> **REQUIREMENT**: Give as output the line that contains "Serialize everything readable", followed by every remaining line of the entries, unchanged and with nothing added.

..........

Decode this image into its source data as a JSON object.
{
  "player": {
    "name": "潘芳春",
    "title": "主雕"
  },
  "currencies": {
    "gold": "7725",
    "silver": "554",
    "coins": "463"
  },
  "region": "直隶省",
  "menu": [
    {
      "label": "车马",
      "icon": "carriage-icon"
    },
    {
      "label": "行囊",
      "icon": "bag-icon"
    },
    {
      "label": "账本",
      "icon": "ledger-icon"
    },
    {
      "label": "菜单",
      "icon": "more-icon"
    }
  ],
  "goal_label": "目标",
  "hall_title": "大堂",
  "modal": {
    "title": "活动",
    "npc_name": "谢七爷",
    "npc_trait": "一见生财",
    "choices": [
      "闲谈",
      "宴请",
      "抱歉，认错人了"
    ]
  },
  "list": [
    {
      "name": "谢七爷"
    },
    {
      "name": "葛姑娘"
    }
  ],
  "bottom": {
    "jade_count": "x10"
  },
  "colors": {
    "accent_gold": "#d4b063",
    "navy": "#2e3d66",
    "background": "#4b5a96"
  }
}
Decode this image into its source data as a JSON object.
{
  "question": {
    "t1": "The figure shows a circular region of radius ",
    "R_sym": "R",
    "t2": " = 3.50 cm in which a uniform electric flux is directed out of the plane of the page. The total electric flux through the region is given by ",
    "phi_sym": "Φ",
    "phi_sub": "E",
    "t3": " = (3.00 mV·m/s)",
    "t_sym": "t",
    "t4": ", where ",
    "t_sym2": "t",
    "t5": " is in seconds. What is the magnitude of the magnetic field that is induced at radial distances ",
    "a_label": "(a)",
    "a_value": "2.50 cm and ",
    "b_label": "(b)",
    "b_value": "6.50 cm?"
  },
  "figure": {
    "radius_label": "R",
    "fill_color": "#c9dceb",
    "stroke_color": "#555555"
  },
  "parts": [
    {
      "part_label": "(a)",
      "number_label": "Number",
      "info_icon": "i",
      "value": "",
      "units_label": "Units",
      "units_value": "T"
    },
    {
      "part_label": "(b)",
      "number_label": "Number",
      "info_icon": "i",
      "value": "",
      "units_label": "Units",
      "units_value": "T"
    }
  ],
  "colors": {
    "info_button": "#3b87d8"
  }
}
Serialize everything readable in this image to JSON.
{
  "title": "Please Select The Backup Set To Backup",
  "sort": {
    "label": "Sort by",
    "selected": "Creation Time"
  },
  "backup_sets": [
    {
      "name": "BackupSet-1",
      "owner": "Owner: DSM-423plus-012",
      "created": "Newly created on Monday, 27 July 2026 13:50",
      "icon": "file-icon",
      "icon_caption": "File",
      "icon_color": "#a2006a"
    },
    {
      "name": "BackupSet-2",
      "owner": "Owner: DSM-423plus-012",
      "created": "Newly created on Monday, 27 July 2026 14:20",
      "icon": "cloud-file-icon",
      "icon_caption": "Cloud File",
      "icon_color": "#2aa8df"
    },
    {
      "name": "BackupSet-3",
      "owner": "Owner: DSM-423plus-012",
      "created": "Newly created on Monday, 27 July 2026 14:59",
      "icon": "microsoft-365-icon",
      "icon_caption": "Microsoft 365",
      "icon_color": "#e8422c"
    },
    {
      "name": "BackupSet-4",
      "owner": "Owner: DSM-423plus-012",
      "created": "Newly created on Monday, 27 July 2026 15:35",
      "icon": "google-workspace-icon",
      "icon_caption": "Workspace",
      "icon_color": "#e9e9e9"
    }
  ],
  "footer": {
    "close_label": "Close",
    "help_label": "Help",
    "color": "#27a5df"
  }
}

..........

> **RESULT**:
Serialize everything readable in this image to JSON.
{
  "title": "Please Select The Backup Set To Backup",
  "sort": {
    "label": "Sort by",
    "selected": "Creation Time"
  },
  "backup_sets": [
    {
      "name": "BackupSet-1",
      "owner": "Owner: DSM-423plus-012",
      "created": "Newly created on Monday, 27 July 2026 13:50",
      "icon": "file-icon",
      "icon_caption": "File",
      "icon_color": "#a2006a"
    },
    {
      "name": "BackupSet-2",
      "owner": "Owner: DSM-423plus-012",
      "created": "Newly created on Monday, 27 July 2026 14:20",
      "icon": "cloud-file-icon",
      "icon_caption": "Cloud File",
      "icon_color": "#2aa8df"
    },
    {
      "name": "BackupSet-3",
      "owner": "Owner: DSM-423plus-012",
      "created": "Newly created on Monday, 27 July 2026 14:59",
      "icon": "microsoft-365-icon",
      "icon_caption": "Microsoft 365",
      "icon_color": "#e8422c"
    },
    {
      "name": "BackupSet-4",
      "owner": "Owner: DSM-423plus-012",
      "created": "Newly created on Monday, 27 July 2026 15:35",
      "icon": "google-workspace-icon",
      "icon_caption": "Workspace",
      "icon_color": "#e9e9e9"
    }
  ],
  "footer": {
    "close_label": "Close",
    "help_label": "Help",
    "color": "#27a5df"
  }
}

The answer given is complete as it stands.